All the data must come back unchanged, except that pictures are left out.
BEGIN
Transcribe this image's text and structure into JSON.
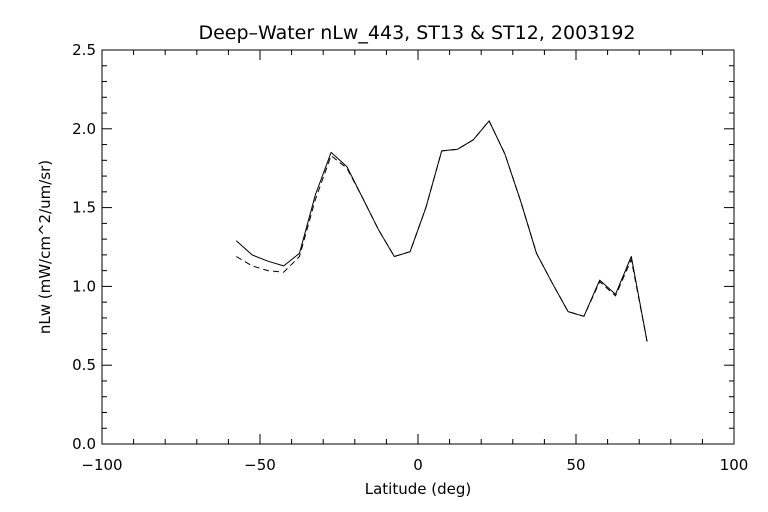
{
  "chart_data": {
    "type": "line",
    "title": "Deep–Water nLw_443, ST13 & ST12, 2003192",
    "xlabel": "Latitude (deg)",
    "ylabel": "nLw (mW/cm^2/um/sr)",
    "xlim": [
      -100,
      100
    ],
    "ylim": [
      0.0,
      2.5
    ],
    "xticks": [
      -100,
      -50,
      0,
      50,
      100
    ],
    "xtick_labels": [
      "−100",
      "−50",
      "0",
      "50",
      "100"
    ],
    "yticks": [
      0.0,
      0.5,
      1.0,
      1.5,
      2.0,
      2.5
    ],
    "ytick_labels": [
      "0.0",
      "0.5",
      "1.0",
      "1.5",
      "2.0",
      "2.5"
    ],
    "grid": false,
    "legend": "none",
    "series": [
      {
        "style": "solid",
        "color": "#000000",
        "x": [
          -57.5,
          -52.5,
          -47.5,
          -42.5,
          -37.5,
          -32.5,
          -27.5,
          -22.5,
          -17.5,
          -12.5,
          -7.5,
          -2.5,
          2.5,
          7.5,
          12.5,
          17.5,
          22.5,
          27.5,
          32.5,
          37.5,
          42.5,
          47.5,
          52.5,
          57.5,
          62.5,
          67.5,
          72.5
        ],
        "y": [
          1.29,
          1.2,
          1.16,
          1.13,
          1.21,
          1.58,
          1.85,
          1.76,
          1.56,
          1.36,
          1.19,
          1.22,
          1.5,
          1.86,
          1.87,
          1.93,
          2.05,
          1.84,
          1.54,
          1.21,
          1.02,
          0.84,
          0.81,
          1.04,
          0.95,
          1.19,
          0.65
        ]
      },
      {
        "style": "dashed",
        "color": "#000000",
        "x": [
          -57.5,
          -52.5,
          -47.5,
          -42.5,
          -37.5,
          -32.5,
          -27.5,
          -22.5,
          -17.5,
          -12.5,
          -7.5,
          -2.5,
          2.5,
          7.5,
          12.5,
          17.5,
          22.5,
          27.5,
          32.5,
          37.5,
          42.5,
          47.5,
          52.5,
          57.5,
          62.5,
          67.5,
          72.5
        ],
        "y": [
          1.19,
          1.13,
          1.1,
          1.09,
          1.19,
          1.55,
          1.83,
          1.75,
          1.56,
          1.36,
          1.19,
          1.22,
          1.5,
          1.86,
          1.87,
          1.93,
          2.05,
          1.84,
          1.54,
          1.21,
          1.02,
          0.84,
          0.81,
          1.03,
          0.94,
          1.17,
          0.65
        ]
      }
    ]
  }
}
END
◆ **The reply**:
Transcribe this image's text and structure into JSON.
{
  "chart_data": {
    "type": "line",
    "title": "Deep–Water nLw_443, ST13 & ST12, 2003192",
    "xlabel": "Latitude (deg)",
    "ylabel": "nLw (mW/cm^2/um/sr)",
    "xlim": [
      -100,
      100
    ],
    "ylim": [
      0.0,
      2.5
    ],
    "xticks": [
      -100,
      -50,
      0,
      50,
      100
    ],
    "xtick_labels": [
      "−100",
      "−50",
      "0",
      "50",
      "100"
    ],
    "yticks": [
      0.0,
      0.5,
      1.0,
      1.5,
      2.0,
      2.5
    ],
    "ytick_labels": [
      "0.0",
      "0.5",
      "1.0",
      "1.5",
      "2.0",
      "2.5"
    ],
    "grid": false,
    "legend": "none",
    "series": [
      {
        "style": "solid",
        "color": "#000000",
        "x": [
          -57.5,
          -52.5,
          -47.5,
          -42.5,
          -37.5,
          -32.5,
          -27.5,
          -22.5,
          -17.5,
          -12.5,
          -7.5,
          -2.5,
          2.5,
          7.5,
          12.5,
          17.5,
          22.5,
          27.5,
          32.5,
          37.5,
          42.5,
          47.5,
          52.5,
          57.5,
          62.5,
          67.5,
          72.5
        ],
        "y": [
          1.29,
          1.2,
          1.16,
          1.13,
          1.21,
          1.58,
          1.85,
          1.76,
          1.56,
          1.36,
          1.19,
          1.22,
          1.5,
          1.86,
          1.87,
          1.93,
          2.05,
          1.84,
          1.54,
          1.21,
          1.02,
          0.84,
          0.81,
          1.04,
          0.95,
          1.19,
          0.65
        ]
      },
      {
        "style": "dashed",
        "color": "#000000",
        "x": [
          -57.5,
          -52.5,
          -47.5,
          -42.5,
          -37.5,
          -32.5,
          -27.5,
          -22.5,
          -17.5,
          -12.5,
          -7.5,
          -2.5,
          2.5,
          7.5,
          12.5,
          17.5,
          22.5,
          27.5,
          32.5,
          37.5,
          42.5,
          47.5,
          52.5,
          57.5,
          62.5,
          67.5,
          72.5
        ],
        "y": [
          1.19,
          1.13,
          1.1,
          1.09,
          1.19,
          1.55,
          1.83,
          1.75,
          1.56,
          1.36,
          1.19,
          1.22,
          1.5,
          1.86,
          1.87,
          1.93,
          2.05,
          1.84,
          1.54,
          1.21,
          1.02,
          0.84,
          0.81,
          1.03,
          0.94,
          1.17,
          0.65
        ]
      }
    ]
  }
}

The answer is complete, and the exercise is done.